**Exercise details:** Below are some records. Pull every line that contains the word "ftin".

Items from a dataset
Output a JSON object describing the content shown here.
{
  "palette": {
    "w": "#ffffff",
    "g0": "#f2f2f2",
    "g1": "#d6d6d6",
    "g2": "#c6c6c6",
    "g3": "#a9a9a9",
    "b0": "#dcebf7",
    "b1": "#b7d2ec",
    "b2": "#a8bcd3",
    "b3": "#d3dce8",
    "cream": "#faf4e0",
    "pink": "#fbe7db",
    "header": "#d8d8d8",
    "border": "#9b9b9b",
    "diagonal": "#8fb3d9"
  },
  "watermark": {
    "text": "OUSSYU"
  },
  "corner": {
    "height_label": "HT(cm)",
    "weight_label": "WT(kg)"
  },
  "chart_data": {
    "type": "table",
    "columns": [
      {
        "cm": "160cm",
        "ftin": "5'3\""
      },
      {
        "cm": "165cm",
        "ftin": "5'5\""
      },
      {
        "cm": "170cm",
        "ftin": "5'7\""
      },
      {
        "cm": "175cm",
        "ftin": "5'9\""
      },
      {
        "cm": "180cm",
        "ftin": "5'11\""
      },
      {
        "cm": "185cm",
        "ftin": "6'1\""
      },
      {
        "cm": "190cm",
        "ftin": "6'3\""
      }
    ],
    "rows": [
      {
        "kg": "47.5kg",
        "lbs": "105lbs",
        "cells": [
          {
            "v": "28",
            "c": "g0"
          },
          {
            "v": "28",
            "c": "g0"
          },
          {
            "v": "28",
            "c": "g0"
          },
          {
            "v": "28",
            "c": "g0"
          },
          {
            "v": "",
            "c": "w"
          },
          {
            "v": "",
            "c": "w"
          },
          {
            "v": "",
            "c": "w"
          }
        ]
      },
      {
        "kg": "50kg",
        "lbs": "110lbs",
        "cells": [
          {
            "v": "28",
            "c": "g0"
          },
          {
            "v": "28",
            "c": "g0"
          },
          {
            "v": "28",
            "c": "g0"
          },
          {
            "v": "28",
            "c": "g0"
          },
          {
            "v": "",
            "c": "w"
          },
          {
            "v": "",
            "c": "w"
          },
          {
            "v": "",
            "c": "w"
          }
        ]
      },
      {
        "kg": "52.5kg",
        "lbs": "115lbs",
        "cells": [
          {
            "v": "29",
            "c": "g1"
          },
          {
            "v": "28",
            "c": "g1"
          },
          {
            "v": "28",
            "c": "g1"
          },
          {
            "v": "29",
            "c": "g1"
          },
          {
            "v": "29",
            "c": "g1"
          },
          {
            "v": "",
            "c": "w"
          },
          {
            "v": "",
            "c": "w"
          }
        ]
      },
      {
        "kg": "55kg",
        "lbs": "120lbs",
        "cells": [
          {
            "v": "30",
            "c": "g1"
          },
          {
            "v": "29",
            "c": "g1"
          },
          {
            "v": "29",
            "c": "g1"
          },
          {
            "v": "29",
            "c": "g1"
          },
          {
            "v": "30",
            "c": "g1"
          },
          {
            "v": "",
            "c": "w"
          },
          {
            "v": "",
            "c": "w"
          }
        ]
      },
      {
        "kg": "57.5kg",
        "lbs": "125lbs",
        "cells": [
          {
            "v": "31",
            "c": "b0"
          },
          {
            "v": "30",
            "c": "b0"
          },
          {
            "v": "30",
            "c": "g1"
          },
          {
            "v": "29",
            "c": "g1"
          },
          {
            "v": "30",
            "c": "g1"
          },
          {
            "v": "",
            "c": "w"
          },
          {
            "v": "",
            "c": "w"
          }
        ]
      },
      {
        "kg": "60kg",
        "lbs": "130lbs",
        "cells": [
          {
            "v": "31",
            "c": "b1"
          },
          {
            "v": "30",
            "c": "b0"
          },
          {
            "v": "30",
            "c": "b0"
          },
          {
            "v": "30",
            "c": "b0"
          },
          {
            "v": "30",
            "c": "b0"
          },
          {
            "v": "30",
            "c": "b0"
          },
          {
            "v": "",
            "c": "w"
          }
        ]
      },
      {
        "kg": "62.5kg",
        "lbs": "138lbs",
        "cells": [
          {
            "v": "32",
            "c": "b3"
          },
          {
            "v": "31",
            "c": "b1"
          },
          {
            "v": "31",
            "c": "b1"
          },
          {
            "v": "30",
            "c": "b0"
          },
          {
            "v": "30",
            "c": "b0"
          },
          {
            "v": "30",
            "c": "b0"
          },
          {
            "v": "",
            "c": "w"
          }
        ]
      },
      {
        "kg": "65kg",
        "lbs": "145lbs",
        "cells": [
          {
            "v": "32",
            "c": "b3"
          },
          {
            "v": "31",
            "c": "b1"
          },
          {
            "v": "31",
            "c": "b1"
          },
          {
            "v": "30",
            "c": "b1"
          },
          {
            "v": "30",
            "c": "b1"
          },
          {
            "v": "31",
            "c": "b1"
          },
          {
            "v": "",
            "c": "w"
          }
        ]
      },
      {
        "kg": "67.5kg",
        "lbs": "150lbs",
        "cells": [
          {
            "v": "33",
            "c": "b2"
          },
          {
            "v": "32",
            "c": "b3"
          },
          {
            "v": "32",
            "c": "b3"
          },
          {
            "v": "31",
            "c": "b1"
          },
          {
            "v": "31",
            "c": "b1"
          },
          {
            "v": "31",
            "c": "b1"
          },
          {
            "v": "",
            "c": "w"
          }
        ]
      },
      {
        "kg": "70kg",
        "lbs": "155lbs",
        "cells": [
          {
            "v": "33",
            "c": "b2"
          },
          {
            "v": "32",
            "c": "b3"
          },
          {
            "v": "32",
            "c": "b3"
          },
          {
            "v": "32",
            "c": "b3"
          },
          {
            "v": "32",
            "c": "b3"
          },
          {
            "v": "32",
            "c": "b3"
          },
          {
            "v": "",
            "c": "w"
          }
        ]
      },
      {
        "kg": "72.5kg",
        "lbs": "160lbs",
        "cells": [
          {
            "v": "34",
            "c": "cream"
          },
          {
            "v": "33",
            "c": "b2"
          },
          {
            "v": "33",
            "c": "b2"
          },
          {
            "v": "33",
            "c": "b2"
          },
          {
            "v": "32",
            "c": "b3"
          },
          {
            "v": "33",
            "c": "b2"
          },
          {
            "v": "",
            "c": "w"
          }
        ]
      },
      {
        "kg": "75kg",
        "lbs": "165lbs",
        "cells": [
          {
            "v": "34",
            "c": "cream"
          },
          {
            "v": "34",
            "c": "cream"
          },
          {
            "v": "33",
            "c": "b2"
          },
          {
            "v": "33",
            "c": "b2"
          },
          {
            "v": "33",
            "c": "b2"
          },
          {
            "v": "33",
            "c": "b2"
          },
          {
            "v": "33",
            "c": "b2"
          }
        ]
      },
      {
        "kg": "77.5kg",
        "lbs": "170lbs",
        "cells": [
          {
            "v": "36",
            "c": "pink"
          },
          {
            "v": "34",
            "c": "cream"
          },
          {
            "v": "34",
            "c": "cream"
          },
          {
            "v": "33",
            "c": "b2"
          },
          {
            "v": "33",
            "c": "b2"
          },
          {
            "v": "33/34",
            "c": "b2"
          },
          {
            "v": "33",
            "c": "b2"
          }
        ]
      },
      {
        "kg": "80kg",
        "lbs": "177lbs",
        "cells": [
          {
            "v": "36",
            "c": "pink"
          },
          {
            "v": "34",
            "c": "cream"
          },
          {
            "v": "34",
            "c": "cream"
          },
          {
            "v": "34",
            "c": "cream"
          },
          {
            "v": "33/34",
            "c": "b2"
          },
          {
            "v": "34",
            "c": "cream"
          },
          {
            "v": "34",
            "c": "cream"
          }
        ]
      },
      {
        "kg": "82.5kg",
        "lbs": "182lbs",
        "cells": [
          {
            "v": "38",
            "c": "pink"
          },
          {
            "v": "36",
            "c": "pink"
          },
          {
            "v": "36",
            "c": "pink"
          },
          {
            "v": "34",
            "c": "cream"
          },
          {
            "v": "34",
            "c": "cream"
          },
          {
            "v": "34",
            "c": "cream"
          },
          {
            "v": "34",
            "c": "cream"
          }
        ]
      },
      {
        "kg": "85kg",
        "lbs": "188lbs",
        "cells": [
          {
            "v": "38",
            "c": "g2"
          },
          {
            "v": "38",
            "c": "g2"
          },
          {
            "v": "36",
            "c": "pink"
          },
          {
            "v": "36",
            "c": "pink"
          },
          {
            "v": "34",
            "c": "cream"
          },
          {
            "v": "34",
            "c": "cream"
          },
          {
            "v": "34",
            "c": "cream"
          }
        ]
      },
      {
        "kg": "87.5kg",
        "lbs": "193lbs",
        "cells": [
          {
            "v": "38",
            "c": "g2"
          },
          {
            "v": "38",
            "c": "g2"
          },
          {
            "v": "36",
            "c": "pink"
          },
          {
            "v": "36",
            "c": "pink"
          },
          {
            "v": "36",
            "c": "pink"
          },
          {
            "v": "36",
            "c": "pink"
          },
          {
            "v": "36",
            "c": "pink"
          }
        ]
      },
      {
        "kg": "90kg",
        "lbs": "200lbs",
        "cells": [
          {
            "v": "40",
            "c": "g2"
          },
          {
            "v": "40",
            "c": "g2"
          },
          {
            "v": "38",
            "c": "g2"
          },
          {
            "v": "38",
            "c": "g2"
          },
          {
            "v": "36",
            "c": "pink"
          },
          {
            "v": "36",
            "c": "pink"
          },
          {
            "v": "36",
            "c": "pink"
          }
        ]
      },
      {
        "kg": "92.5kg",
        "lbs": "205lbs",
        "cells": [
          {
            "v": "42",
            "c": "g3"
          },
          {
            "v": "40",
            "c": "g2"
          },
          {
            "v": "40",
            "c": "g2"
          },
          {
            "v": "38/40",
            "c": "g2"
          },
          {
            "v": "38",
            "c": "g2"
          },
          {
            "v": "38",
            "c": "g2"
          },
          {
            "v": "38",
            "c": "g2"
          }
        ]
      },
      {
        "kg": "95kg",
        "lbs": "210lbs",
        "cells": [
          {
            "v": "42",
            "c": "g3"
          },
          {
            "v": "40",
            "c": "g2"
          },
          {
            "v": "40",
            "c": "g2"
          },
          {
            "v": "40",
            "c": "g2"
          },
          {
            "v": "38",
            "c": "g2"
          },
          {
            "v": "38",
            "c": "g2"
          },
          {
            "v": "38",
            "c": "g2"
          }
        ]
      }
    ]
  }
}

**Written answer:**
        "ftin": "5'3\""
        "ftin": "5'5\""
        "ftin": "5'7\""
        "ftin": "5'9\""
        "ftin": "5'11\""
        "ftin": "6'1\""
        "ftin": "6'3\""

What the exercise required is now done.